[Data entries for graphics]

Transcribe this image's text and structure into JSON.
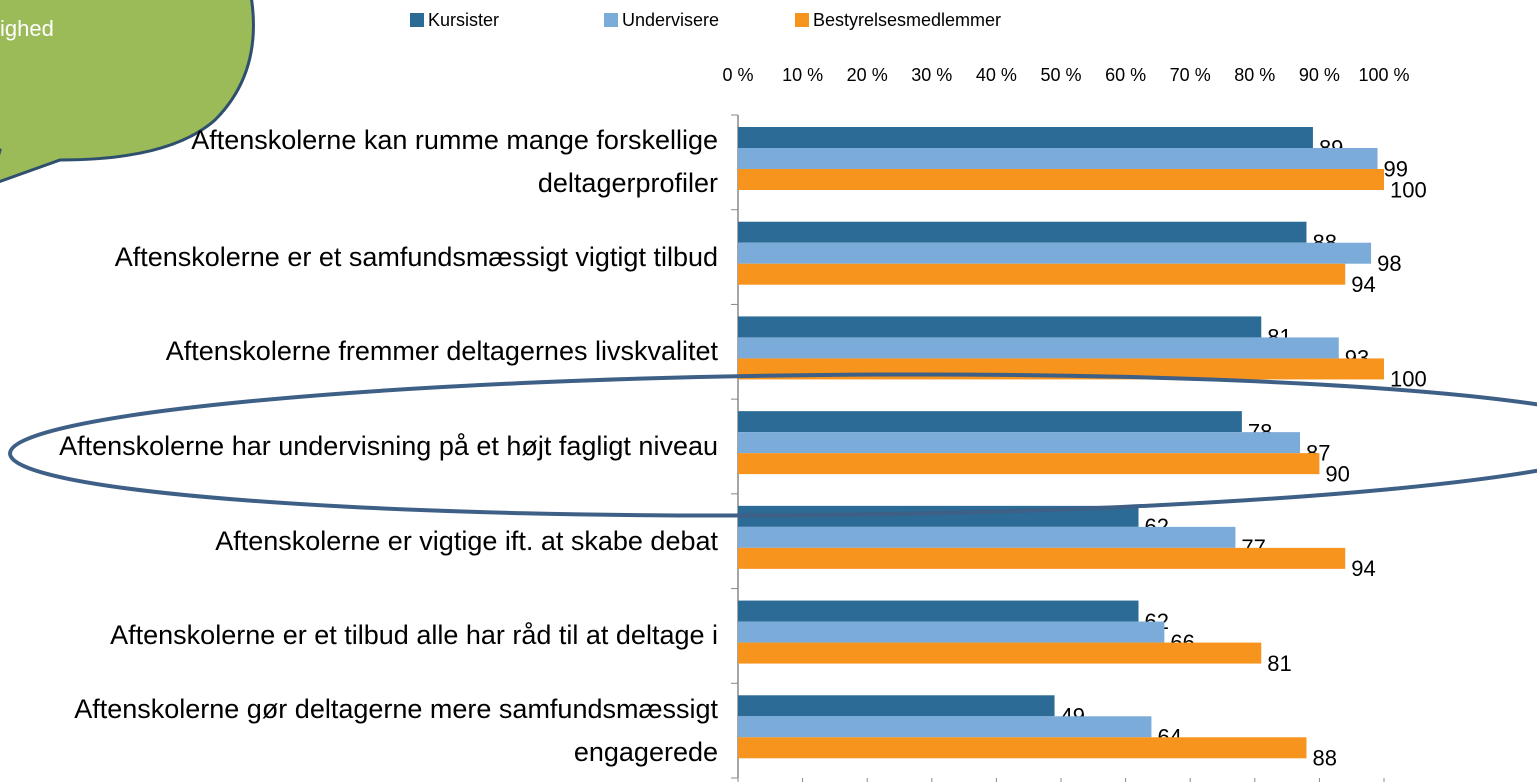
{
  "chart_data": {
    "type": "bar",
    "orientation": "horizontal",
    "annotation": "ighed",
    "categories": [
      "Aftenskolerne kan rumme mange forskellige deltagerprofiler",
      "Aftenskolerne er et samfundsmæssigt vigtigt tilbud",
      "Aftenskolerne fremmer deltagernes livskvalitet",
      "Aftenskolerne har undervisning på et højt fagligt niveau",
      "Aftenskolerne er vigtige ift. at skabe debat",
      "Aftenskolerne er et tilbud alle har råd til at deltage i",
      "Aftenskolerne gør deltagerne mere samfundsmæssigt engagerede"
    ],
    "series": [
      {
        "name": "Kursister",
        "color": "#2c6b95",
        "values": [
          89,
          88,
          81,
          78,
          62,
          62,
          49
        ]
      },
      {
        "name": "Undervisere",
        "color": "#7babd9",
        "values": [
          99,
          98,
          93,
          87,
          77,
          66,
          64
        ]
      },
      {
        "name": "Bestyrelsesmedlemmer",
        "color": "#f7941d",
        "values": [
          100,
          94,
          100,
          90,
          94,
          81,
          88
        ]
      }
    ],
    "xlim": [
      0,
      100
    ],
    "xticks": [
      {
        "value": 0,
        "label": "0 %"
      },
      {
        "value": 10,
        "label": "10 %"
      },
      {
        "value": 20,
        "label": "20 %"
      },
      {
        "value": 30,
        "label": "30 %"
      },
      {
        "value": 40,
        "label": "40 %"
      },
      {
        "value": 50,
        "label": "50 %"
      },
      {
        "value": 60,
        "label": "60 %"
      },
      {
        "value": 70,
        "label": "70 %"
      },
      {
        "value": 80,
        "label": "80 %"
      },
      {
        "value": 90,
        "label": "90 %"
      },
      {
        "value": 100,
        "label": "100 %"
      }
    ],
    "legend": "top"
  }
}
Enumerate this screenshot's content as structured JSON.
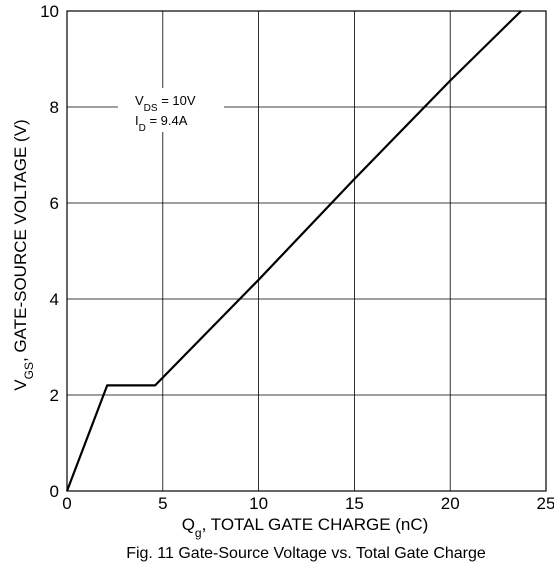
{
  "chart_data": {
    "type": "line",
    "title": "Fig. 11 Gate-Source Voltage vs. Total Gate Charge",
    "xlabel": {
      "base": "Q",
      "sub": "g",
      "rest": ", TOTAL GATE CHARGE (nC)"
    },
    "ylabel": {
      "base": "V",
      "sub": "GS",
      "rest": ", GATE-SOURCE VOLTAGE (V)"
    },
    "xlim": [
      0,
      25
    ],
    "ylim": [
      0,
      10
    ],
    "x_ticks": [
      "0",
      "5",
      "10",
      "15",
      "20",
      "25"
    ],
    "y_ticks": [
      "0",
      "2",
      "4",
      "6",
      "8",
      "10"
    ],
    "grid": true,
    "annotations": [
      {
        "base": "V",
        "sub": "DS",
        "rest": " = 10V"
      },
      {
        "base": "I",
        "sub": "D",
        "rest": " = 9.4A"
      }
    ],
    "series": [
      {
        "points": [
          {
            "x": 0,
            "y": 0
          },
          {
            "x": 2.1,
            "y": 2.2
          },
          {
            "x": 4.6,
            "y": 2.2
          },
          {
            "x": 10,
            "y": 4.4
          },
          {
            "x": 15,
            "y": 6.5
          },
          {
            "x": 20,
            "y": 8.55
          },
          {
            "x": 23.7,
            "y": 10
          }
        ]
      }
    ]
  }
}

= Directive =
Using the material above, set down every line exactly, but skip the pictures.

= Full output =
Transcribe this image's text and structure into JSON.
{
  "chart_data": {
    "type": "bar",
    "orientation": "horizontal",
    "annotation": "ighed",
    "categories": [
      "Aftenskolerne kan rumme mange forskellige deltagerprofiler",
      "Aftenskolerne er et samfundsmæssigt vigtigt tilbud",
      "Aftenskolerne fremmer deltagernes livskvalitet",
      "Aftenskolerne har undervisning på et højt fagligt niveau",
      "Aftenskolerne er vigtige ift. at skabe debat",
      "Aftenskolerne er et tilbud alle har råd til at deltage i",
      "Aftenskolerne gør deltagerne mere samfundsmæssigt engagerede"
    ],
    "series": [
      {
        "name": "Kursister",
        "color": "#2c6b95",
        "values": [
          89,
          88,
          81,
          78,
          62,
          62,
          49
        ]
      },
      {
        "name": "Undervisere",
        "color": "#7babd9",
        "values": [
          99,
          98,
          93,
          87,
          77,
          66,
          64
        ]
      },
      {
        "name": "Bestyrelsesmedlemmer",
        "color": "#f7941d",
        "values": [
          100,
          94,
          100,
          90,
          94,
          81,
          88
        ]
      }
    ],
    "xlim": [
      0,
      100
    ],
    "xticks": [
      {
        "value": 0,
        "label": "0 %"
      },
      {
        "value": 10,
        "label": "10 %"
      },
      {
        "value": 20,
        "label": "20 %"
      },
      {
        "value": 30,
        "label": "30 %"
      },
      {
        "value": 40,
        "label": "40 %"
      },
      {
        "value": 50,
        "label": "50 %"
      },
      {
        "value": 60,
        "label": "60 %"
      },
      {
        "value": 70,
        "label": "70 %"
      },
      {
        "value": 80,
        "label": "80 %"
      },
      {
        "value": 90,
        "label": "90 %"
      },
      {
        "value": 100,
        "label": "100 %"
      }
    ],
    "legend": "top"
  }
}
Enumerate this screenshot's content as structured JSON.
{
  "chart_data": {
    "type": "line",
    "title": "Fig. 11 Gate-Source Voltage vs. Total Gate Charge",
    "xlabel": {
      "base": "Q",
      "sub": "g",
      "rest": ", TOTAL GATE CHARGE (nC)"
    },
    "ylabel": {
      "base": "V",
      "sub": "GS",
      "rest": ", GATE-SOURCE VOLTAGE (V)"
    },
    "xlim": [
      0,
      25
    ],
    "ylim": [
      0,
      10
    ],
    "x_ticks": [
      "0",
      "5",
      "10",
      "15",
      "20",
      "25"
    ],
    "y_ticks": [
      "0",
      "2",
      "4",
      "6",
      "8",
      "10"
    ],
    "grid": true,
    "annotations": [
      {
        "base": "V",
        "sub": "DS",
        "rest": " = 10V"
      },
      {
        "base": "I",
        "sub": "D",
        "rest": " = 9.4A"
      }
    ],
    "series": [
      {
        "points": [
          {
            "x": 0,
            "y": 0
          },
          {
            "x": 2.1,
            "y": 2.2
          },
          {
            "x": 4.6,
            "y": 2.2
          },
          {
            "x": 10,
            "y": 4.4
          },
          {
            "x": 15,
            "y": 6.5
          },
          {
            "x": 20,
            "y": 8.55
          },
          {
            "x": 23.7,
            "y": 10
          }
        ]
      }
    ]
  }
}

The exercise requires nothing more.